Transcrevemos aqui a Introdução do livro “Projeto de Código Penal ‘Código de morte’ prestes a desabar sobre a
cabeça dos brasileiros” (São Paulo: IPCO, 2013, p. 9-12), do ilustre Procurador de
Justiça do Estado de Santa Catarina, Dr. Gilberto CALLADO DE OLIVEIRA. O autor é Doutor em
Filosofia do Direito pela Universidade de Navarra (Espanha) e pós-doutor em
política jurídica (1994 e 2000) e filosofia penal (2007), professor da Universidade do Vale do Itajaí
(UNIVALI) e da Escola do Ministério Público de Santa Catarina. É de sua lavra a substanciosa obra A verdadeira face do
Direito Alternativo (Curitiba: Juruá, 1995, com prefácio do insigne jurista
paranaense René Ariel Dotti) e o atualíssimo Garantismo e Barbárie: a face
oculta do garantismo penal (São Paulo: Conceito, 2011).
Na
história da legislação penal brasileira, após entrar em vigor o atual Código
Penal, em 1 de janeiro de 1942, alguns anteprojetos da parte especial de um
novo código foram elaborados para a dificílima empresa de incorporar um
coerente sistema codificado. Destacam-se os anteprojetos de Nelson Hungria
(1969), Luiz Vicente Cernicchiario (1984) e Evandro Lins e Silva (1999), todos
colocados nos escaninhos do tempo.
Em 2011,
através do Requerimento n. 756, o Senador Pedro Taques solicitou a constituição
de uma Comissão de Juristas com a finalidade de “elaborar projeto de Código
Penal adequado aos ditames da Constituição de 1988 e às novas exigências de uma
sociedade complexa e de risco”.
Formada a
Comissão, em 18 de outubro de 2011, os trabalhos foram concluídos no curto
período de oito meses, e o relatório final do anteprojeto entregue ao
Presidente do Senado Federal, em 18 de junho de 2012, transformado depois no
Projeto de Lei do Senado n. 236, de 2012. Fixou-se então exíguo calendário de
tramitação, com conclusão determinada para os cinco dias úteis de 28/09 a
04/10/2012.
Quanto à
forma, muitos dos seus 543 artigos ofendem a boa técnica legislativa. As normas
orientadoras da parte geral contêm uma linguagem excessivamente abstrata e
recheada de imprecisões sobre diversos institutos aplicáveis aos delitos, que
em nada favorece o exercício exegético e a segurança jurídica. Na parte
especial, a falta de clareza e de precisão predomina em muitas qualificações de
condutas delitivas, além da vulgaridade que substitui a tradicional redação em
alguns crimes sexuais.
À exceção
de algumas audiências públicas, frequentadas notadamente por grupos de pressão
– v.g. organizações de defesa dos animais e da Associação Brasileira de
Lésbicas, Gays, Bissexuais, Travestis e Transexuais (ABGLT) –, a redação do
anteprojeto não se submeteu à exaustiva análise de diversos segmentos da
sociedade, nem muito menos da comunidade jurídica especializada, da voz
abalizada de magistrados, de membros do Ministério Público, de advogados, de professores,
de autoridades e agentes policiais. Preteriu-se até mesmo o trabalho revisional
de festejados penalistas, como o fizeram, em sua época, Nelson Hungria,
Narcélio de Queiroz e Roberto Lira, revisores do projeto de Alcântara Machado,
convertido depois no atual Código Penal. Não se deram ouvidos ao magistério da
Igreja. Não se abriu o caderno de sugestões no prudente período de tempo para o
amadurecimento de opiniões, dos estudos, das pesquisas e até mesmo de um
plebiscito para questões vitais a milhões de brasileiros. Nem se invocou a
proteção de Deus, como o fez o preâmbulo da Constituição Federal.
.....
● Ações a realizar
**a.** Liste os anteprojetos da parte especial de um novo código penal que o texto destaca, indicando o autor e o ano de cada um.
**b.** Responda com base no texto:
(i) Em que data entrou em vigor o atual Código Penal?
(ii) Em quantos meses a Comissão de Juristas concluiu os trabalhos?
(iii) Quantos artigos tem o projeto, segundo o texto?
Os dados que aparecem depois do texto constituem um material independente.

● Informações exibidas
.....
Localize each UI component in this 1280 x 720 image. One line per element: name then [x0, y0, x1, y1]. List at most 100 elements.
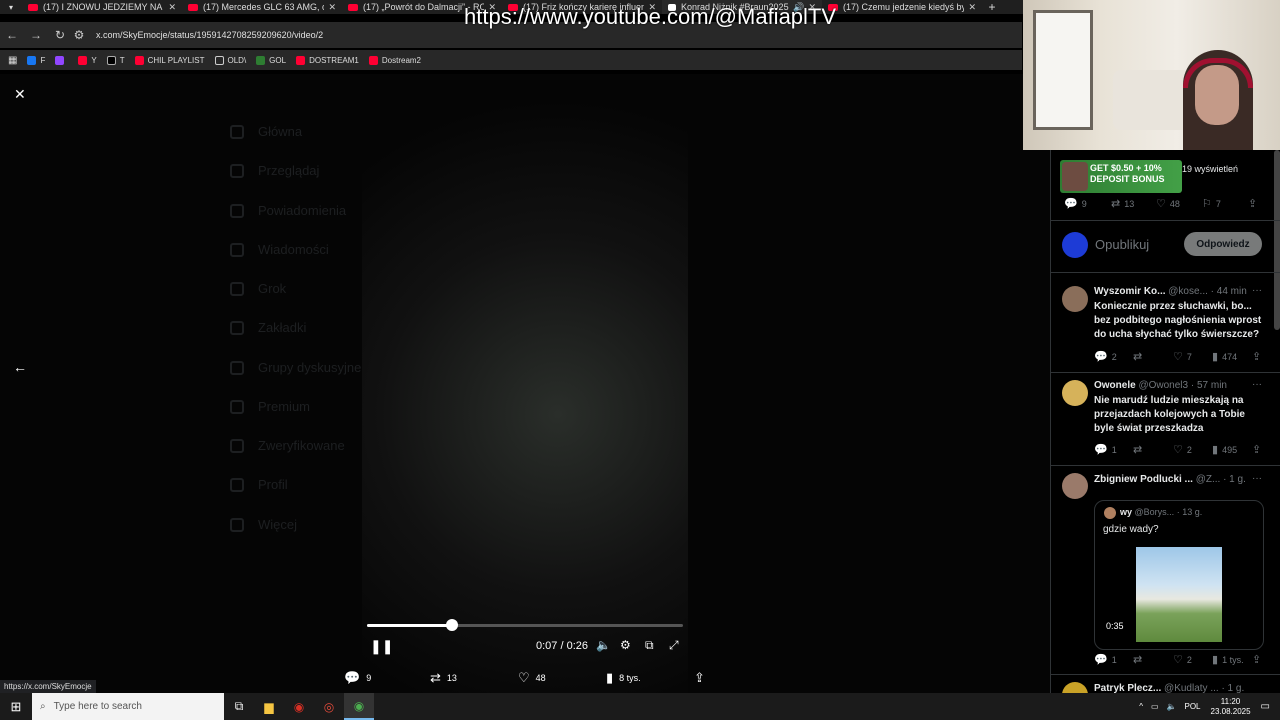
.....
● Tarefas resolvidas
**a.**
Anteprojeto de Nelson Hungria (1969)
Anteprojeto de Luiz Vicente Cernicchiario (1984)
Anteprojeto de Evandro Lins e Silva (1999)

**b.**
(i) Em 1 de janeiro de 1942.
(ii) Em oito meses.
(iii) 543 artigos.